(TASK REQUIREMENTS):
Write out every line below that includes the word "треугольника".

[Records from a data collection]
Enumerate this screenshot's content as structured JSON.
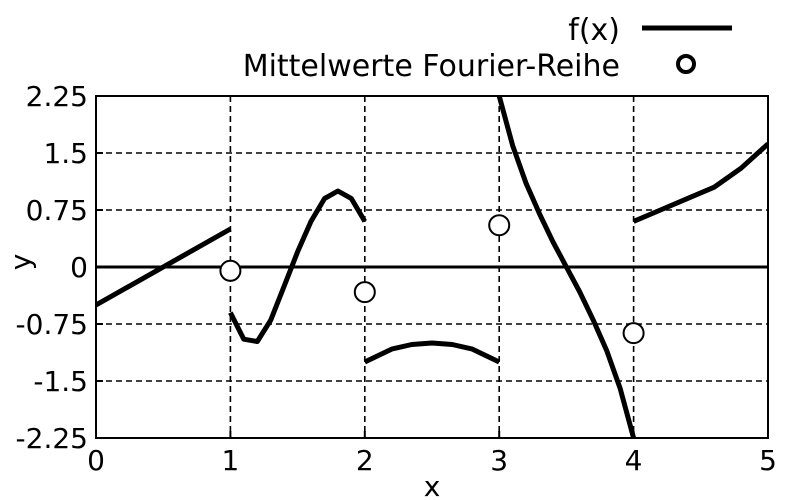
{
  "chart_data": {
    "type": "line",
    "title": "",
    "xlabel": "x",
    "ylabel": "y",
    "xlim": [
      0,
      5
    ],
    "ylim": [
      -2.25,
      2.25
    ],
    "grid": true,
    "legend_position": "top-right",
    "x_ticks": [
      0,
      1,
      2,
      3,
      4,
      5
    ],
    "x_tick_labels": [
      "0",
      "1",
      "2",
      "3",
      "4",
      "5"
    ],
    "y_ticks": [
      2.25,
      1.5,
      0.75,
      0,
      -0.75,
      -1.5,
      -2.25
    ],
    "y_tick_labels": [
      "2.25",
      "1.5",
      "0.75",
      "0",
      "-0.75",
      "-1.5",
      "-2.25"
    ],
    "series": [
      {
        "name": "f(x)",
        "kind": "line",
        "color": "#000000",
        "segments": [
          [
            [
              0,
              -0.5
            ],
            [
              1,
              0.5
            ]
          ],
          [
            [
              1.0,
              -0.6
            ],
            [
              1.1,
              -0.95
            ],
            [
              1.2,
              -0.98
            ],
            [
              1.3,
              -0.7
            ],
            [
              1.4,
              -0.25
            ],
            [
              1.5,
              0.2
            ],
            [
              1.6,
              0.6
            ],
            [
              1.7,
              0.9
            ],
            [
              1.8,
              1.0
            ],
            [
              1.9,
              0.9
            ],
            [
              2.0,
              0.6
            ]
          ],
          [
            [
              2.0,
              -1.25
            ],
            [
              2.2,
              -1.08
            ],
            [
              2.35,
              -1.02
            ],
            [
              2.5,
              -1.0
            ],
            [
              2.65,
              -1.02
            ],
            [
              2.8,
              -1.08
            ],
            [
              3.0,
              -1.25
            ]
          ],
          [
            [
              3.0,
              2.25
            ],
            [
              3.1,
              1.6
            ],
            [
              3.2,
              1.1
            ],
            [
              3.3,
              0.7
            ],
            [
              3.4,
              0.33
            ],
            [
              3.5,
              0.0
            ],
            [
              3.6,
              -0.33
            ],
            [
              3.7,
              -0.7
            ],
            [
              3.8,
              -1.1
            ],
            [
              3.9,
              -1.6
            ],
            [
              4.0,
              -2.25
            ]
          ],
          [
            [
              4.0,
              0.6
            ],
            [
              4.2,
              0.75
            ],
            [
              4.4,
              0.9
            ],
            [
              4.6,
              1.05
            ],
            [
              4.8,
              1.3
            ],
            [
              5.0,
              1.62
            ]
          ]
        ]
      },
      {
        "name": "Mittelwerte Fourier-Reihe",
        "kind": "points",
        "color": "#000000",
        "x": [
          1,
          2,
          3,
          4
        ],
        "y": [
          -0.05,
          -0.33,
          0.55,
          -0.87
        ]
      }
    ]
  }
}
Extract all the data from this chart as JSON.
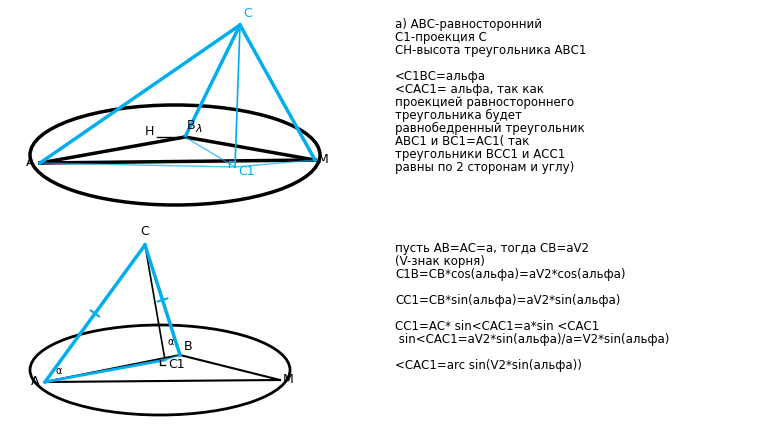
{
  "text_right_top": [
    "а) АВС-равносторонний",
    "С1-проекция С",
    "СН-высота треугольника АВС1",
    "",
    "<С1ВС=альфа",
    "<САС1= альфа, так как",
    "проекцией равностороннего",
    "треугольника будет",
    "равнобедренный треугольник",
    "АВС1 и ВС1=АС1( так",
    "треугольники ВСС1 и АСС1",
    "равны по 2 сторонам и углу)"
  ],
  "text_right_bottom": [
    "пусть АВ=АС=а, тогда СВ=аV2",
    "(V-знак корня)",
    "С1В=СВ*cos(альфа)=аV2*cos(альфа)",
    "",
    "СС1=СВ*sin(альфа)=аV2*sin(альфа)",
    "",
    "СС1=АС* sin<САС1=а*sin <САС1",
    " sin<САС1=аV2*sin(альфа)/а=V2*sin(альфа)",
    "",
    "<САС1=arc sin(V2*sin(альфа))"
  ],
  "cyan_color": "#00AEEF",
  "black_color": "#000000",
  "bg_color": "#FFFFFF"
}
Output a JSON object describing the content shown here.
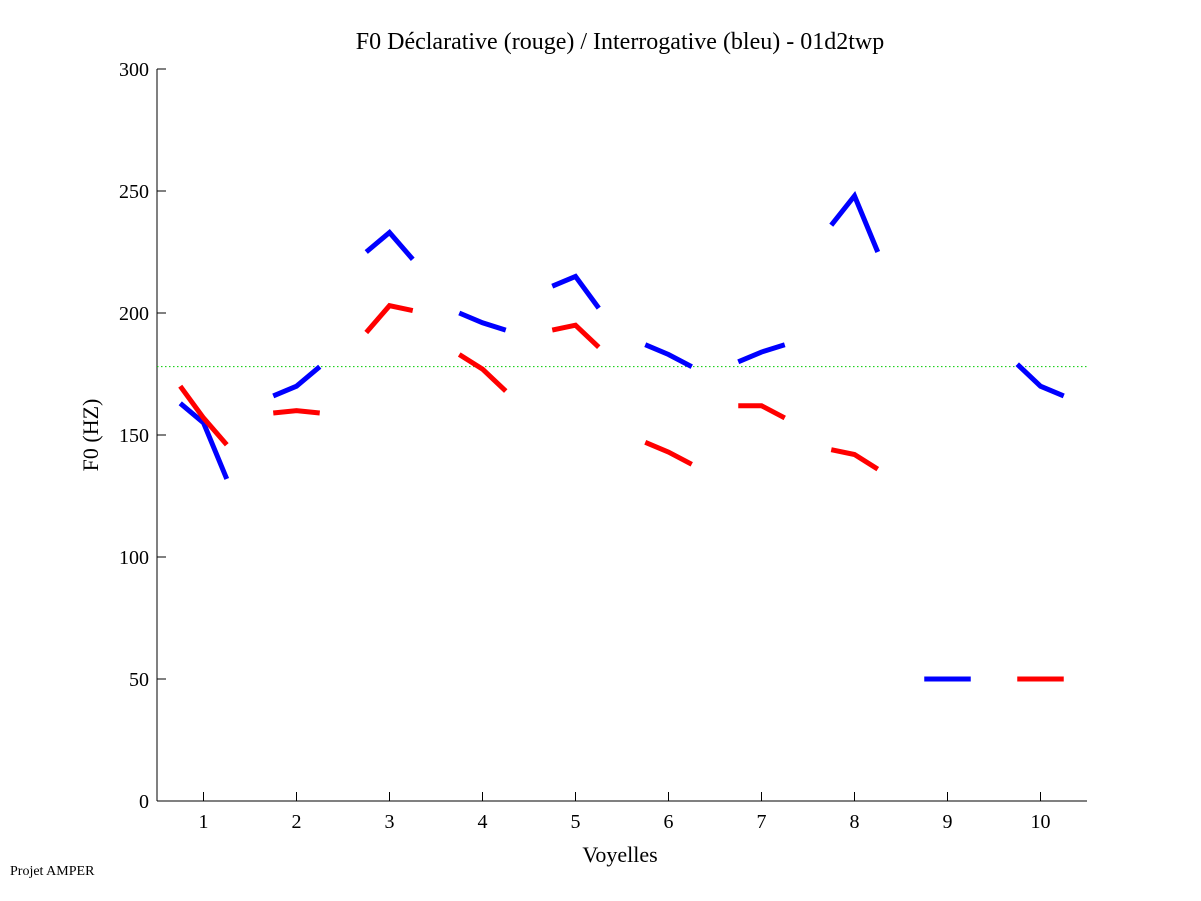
{
  "chart_data": {
    "type": "line",
    "title": "F0 Déclarative (rouge) / Interrogative (bleu) - 01d2twp",
    "xlabel": "Voyelles",
    "ylabel": "F0 (HZ)",
    "xlim": [
      0.5,
      10.5
    ],
    "ylim": [
      0,
      300
    ],
    "x_ticks": [
      1,
      2,
      3,
      4,
      5,
      6,
      7,
      8,
      9,
      10
    ],
    "y_ticks": [
      0,
      50,
      100,
      150,
      200,
      250,
      300
    ],
    "reference_line": {
      "y": 178,
      "color": "#00cc00",
      "style": "dotted"
    },
    "series": [
      {
        "name": "Interrogative (bleu)",
        "color": "#0000ff",
        "segments": [
          {
            "vowel": 1,
            "values": [
              163,
              155,
              132
            ]
          },
          {
            "vowel": 2,
            "values": [
              166,
              170,
              178
            ]
          },
          {
            "vowel": 3,
            "values": [
              225,
              233,
              222
            ]
          },
          {
            "vowel": 4,
            "values": [
              200,
              196,
              193
            ]
          },
          {
            "vowel": 5,
            "values": [
              211,
              215,
              202
            ]
          },
          {
            "vowel": 6,
            "values": [
              187,
              183,
              178
            ]
          },
          {
            "vowel": 7,
            "values": [
              180,
              184,
              187
            ]
          },
          {
            "vowel": 8,
            "values": [
              236,
              248,
              225
            ]
          },
          {
            "vowel": 9,
            "values": [
              50,
              50,
              50
            ]
          },
          {
            "vowel": 10,
            "values": [
              179,
              170,
              166
            ]
          }
        ]
      },
      {
        "name": "Déclarative (rouge)",
        "color": "#ff0000",
        "segments": [
          {
            "vowel": 1,
            "values": [
              170,
              157,
              146
            ]
          },
          {
            "vowel": 2,
            "values": [
              159,
              160,
              159
            ]
          },
          {
            "vowel": 3,
            "values": [
              192,
              203,
              201
            ]
          },
          {
            "vowel": 4,
            "values": [
              183,
              177,
              168
            ]
          },
          {
            "vowel": 5,
            "values": [
              193,
              195,
              186
            ]
          },
          {
            "vowel": 6,
            "values": [
              147,
              143,
              138
            ]
          },
          {
            "vowel": 7,
            "values": [
              162,
              162,
              157
            ]
          },
          {
            "vowel": 8,
            "values": [
              144,
              142,
              136
            ]
          },
          {
            "vowel": 10,
            "values": [
              50,
              50,
              50
            ]
          }
        ]
      }
    ]
  },
  "footer": "Projet AMPER"
}
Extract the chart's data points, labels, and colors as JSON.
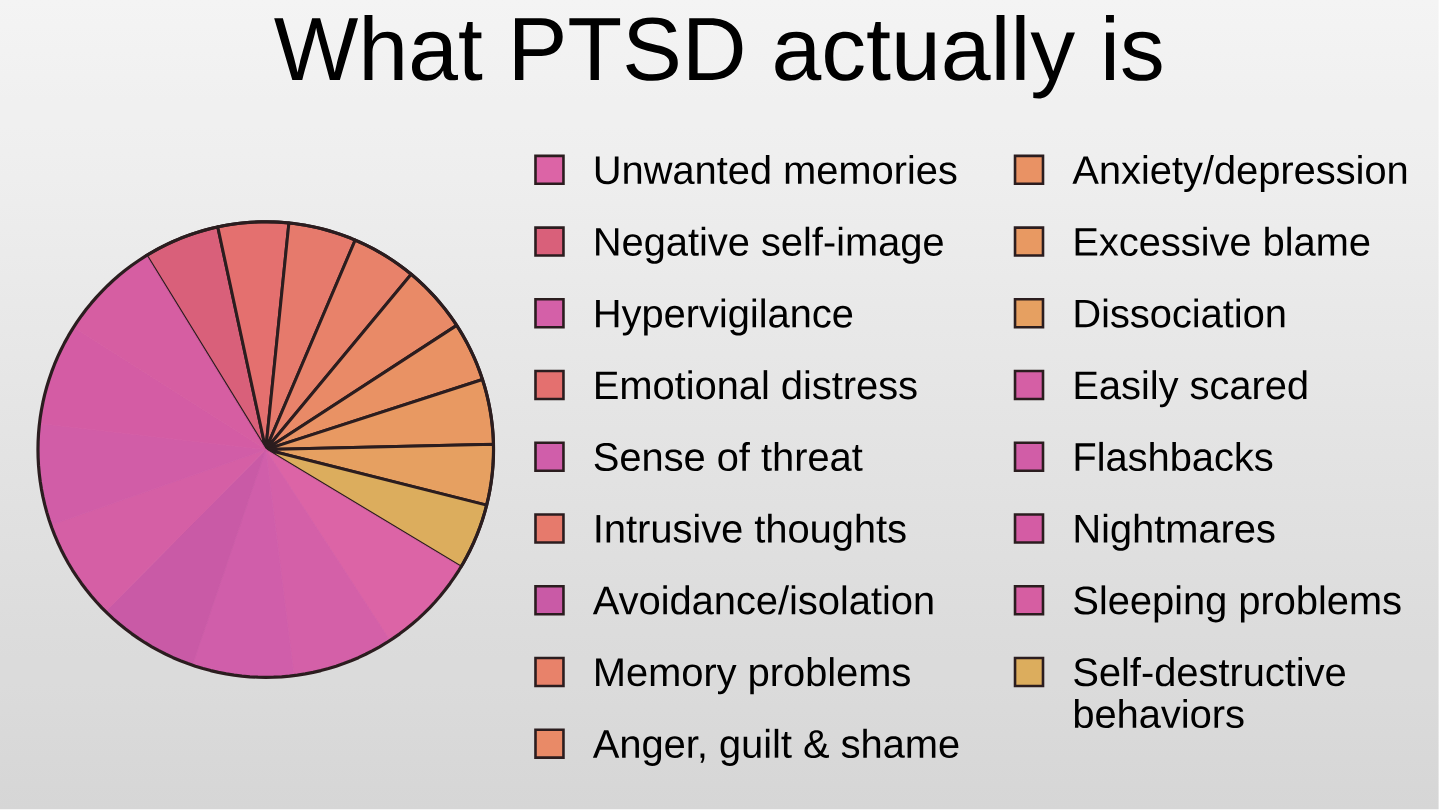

(ANSWER FOR THIS EXERCISE):
    "СН-высота треугольника АВС1",
    "треугольника будет",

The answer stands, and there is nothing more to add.